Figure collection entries
************
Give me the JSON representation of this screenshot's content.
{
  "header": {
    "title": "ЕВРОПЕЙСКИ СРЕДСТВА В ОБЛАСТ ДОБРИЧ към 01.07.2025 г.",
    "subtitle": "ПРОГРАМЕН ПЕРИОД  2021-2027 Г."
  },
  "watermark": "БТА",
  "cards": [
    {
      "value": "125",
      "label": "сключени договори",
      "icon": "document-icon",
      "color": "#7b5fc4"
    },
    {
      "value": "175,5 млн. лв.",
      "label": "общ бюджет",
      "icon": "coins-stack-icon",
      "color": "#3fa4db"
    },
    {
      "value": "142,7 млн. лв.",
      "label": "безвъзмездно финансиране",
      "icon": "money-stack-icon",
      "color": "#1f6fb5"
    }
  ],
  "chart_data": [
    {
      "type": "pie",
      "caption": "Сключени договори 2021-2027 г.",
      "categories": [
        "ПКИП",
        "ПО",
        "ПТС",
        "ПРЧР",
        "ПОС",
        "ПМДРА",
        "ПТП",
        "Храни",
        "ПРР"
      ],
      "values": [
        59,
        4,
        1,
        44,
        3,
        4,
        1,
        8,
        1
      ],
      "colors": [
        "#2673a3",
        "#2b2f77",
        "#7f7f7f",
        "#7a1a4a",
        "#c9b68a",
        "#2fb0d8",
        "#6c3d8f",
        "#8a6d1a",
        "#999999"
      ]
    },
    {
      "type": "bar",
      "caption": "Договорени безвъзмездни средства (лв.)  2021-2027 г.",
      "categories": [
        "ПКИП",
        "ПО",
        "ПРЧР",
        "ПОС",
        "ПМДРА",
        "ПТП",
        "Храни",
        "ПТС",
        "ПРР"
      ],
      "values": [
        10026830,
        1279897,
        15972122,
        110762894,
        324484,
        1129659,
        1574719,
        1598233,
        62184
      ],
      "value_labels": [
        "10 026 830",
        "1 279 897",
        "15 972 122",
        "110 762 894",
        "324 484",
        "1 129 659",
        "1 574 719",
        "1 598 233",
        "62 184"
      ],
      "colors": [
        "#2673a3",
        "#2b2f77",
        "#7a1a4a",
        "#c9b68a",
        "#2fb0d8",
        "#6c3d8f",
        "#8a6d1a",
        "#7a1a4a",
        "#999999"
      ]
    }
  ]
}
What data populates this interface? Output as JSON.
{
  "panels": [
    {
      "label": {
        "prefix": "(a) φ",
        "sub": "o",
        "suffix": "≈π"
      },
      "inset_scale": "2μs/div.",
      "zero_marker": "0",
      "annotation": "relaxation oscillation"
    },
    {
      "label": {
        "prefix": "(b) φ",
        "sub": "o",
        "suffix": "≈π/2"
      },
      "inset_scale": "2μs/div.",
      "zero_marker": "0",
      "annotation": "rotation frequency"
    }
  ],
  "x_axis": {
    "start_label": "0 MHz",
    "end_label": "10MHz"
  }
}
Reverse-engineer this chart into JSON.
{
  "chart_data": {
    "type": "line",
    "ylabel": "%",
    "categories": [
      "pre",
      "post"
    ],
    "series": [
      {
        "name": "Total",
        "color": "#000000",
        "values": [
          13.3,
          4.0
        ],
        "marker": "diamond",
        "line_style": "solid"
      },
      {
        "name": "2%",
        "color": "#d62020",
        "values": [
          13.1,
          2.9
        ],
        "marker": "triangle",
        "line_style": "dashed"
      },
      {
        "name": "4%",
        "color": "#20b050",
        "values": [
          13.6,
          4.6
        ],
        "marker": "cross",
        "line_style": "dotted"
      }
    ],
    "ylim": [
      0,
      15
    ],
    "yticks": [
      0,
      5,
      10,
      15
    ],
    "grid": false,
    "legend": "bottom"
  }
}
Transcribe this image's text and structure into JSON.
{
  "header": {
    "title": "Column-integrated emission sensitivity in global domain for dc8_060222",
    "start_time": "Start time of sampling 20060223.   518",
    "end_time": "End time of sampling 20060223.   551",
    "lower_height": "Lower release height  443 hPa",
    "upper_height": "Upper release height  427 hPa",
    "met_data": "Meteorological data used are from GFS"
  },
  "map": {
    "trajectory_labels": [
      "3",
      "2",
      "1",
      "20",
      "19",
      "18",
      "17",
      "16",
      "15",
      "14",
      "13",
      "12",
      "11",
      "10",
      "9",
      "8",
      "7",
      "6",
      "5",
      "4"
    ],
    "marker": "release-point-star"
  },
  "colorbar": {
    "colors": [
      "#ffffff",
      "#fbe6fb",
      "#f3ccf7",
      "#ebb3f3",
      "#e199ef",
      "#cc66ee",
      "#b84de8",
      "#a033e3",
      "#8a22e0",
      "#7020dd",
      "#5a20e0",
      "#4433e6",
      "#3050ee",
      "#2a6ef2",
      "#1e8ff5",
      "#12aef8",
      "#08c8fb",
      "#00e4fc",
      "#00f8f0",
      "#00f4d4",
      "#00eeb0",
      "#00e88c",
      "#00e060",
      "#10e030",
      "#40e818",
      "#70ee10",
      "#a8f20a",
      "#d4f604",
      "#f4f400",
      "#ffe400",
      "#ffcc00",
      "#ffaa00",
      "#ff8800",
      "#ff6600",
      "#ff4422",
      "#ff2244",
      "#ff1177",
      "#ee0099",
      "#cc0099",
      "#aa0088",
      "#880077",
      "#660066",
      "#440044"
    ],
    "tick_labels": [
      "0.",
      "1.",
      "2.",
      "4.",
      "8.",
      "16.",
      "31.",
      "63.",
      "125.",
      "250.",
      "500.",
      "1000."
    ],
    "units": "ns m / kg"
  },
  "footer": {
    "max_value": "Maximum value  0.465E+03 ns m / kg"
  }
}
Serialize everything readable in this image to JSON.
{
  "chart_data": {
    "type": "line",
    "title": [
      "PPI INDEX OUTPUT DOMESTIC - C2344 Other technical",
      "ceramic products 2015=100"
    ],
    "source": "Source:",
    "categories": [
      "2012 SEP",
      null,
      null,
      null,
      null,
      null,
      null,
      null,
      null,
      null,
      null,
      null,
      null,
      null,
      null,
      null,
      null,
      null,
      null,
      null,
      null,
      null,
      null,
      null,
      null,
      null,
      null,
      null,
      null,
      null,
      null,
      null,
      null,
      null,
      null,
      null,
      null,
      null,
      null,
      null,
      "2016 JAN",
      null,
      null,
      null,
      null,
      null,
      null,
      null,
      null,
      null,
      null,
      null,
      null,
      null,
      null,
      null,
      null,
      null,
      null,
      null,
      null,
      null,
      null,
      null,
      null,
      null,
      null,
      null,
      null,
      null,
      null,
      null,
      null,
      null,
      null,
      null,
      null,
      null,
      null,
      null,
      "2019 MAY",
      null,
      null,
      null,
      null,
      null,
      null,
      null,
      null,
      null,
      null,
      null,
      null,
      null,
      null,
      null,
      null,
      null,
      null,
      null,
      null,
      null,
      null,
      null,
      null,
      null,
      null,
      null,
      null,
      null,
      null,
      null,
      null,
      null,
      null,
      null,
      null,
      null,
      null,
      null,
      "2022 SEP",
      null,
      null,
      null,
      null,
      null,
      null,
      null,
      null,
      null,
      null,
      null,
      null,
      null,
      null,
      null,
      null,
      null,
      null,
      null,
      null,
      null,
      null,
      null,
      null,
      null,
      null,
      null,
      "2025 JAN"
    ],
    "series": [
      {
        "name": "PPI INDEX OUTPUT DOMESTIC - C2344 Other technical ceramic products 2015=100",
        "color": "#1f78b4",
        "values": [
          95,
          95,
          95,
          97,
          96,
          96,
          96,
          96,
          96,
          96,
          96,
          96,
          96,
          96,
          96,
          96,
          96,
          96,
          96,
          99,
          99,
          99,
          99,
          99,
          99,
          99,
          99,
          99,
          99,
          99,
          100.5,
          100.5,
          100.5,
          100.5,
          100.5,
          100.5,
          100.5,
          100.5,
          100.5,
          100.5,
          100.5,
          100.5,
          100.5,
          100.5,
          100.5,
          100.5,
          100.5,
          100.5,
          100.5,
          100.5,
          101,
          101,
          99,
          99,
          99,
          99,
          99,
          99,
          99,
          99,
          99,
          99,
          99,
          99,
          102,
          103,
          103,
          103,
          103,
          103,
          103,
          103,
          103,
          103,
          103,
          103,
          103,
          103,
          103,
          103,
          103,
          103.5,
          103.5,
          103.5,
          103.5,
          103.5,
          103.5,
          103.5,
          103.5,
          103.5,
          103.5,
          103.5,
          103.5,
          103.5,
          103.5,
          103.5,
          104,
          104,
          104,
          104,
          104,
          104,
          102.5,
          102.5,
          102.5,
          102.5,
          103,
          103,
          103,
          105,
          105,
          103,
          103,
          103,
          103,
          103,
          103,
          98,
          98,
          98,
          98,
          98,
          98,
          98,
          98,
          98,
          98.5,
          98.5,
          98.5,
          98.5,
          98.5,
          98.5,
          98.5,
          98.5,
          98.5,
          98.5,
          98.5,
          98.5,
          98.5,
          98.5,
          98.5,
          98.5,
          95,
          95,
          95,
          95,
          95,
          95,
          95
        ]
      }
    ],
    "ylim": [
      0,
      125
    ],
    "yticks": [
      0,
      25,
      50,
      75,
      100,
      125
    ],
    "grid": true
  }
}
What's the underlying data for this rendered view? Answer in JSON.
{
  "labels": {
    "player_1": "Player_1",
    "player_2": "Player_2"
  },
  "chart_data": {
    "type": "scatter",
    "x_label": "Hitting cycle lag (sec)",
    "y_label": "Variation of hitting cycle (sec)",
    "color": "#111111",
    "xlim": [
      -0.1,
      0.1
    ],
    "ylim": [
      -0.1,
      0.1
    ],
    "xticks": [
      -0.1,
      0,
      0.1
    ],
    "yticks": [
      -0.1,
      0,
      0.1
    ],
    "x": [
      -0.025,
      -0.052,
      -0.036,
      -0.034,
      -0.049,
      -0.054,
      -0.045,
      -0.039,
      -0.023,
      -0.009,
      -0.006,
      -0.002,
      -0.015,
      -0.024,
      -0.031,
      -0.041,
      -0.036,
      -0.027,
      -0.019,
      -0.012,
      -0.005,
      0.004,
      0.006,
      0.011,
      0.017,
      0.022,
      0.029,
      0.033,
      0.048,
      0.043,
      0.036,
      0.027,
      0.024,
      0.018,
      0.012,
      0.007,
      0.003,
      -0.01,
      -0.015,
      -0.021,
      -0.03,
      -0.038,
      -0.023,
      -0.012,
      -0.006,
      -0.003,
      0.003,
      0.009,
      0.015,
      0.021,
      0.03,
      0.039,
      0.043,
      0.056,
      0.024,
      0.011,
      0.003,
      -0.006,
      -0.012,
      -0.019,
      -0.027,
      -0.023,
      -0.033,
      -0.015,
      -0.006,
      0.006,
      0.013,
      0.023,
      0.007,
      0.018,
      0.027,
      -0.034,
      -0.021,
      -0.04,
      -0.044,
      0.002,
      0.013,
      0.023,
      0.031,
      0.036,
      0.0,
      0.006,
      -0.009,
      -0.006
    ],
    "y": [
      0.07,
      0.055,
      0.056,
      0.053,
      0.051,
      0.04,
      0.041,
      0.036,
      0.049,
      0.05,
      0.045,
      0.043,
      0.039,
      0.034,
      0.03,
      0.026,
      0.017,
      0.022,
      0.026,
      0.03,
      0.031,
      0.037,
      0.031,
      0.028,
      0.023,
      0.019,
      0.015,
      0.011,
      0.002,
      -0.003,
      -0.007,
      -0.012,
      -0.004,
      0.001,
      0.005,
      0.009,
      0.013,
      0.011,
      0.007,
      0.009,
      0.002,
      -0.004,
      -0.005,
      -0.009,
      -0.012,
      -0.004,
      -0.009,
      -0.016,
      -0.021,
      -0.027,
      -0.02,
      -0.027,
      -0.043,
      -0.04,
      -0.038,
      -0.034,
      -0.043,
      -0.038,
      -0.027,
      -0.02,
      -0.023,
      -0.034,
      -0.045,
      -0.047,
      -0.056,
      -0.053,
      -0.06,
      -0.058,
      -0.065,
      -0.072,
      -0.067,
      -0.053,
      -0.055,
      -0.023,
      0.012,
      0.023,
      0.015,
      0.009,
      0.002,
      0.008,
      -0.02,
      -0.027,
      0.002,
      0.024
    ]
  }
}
************
TO BE DONE – Which lines contain the word "договори"? Return each of them.

WRITTEN RESPONSE –
      "label": "сключени договори",
      "caption": "Сключени договори 2021-2027 г.",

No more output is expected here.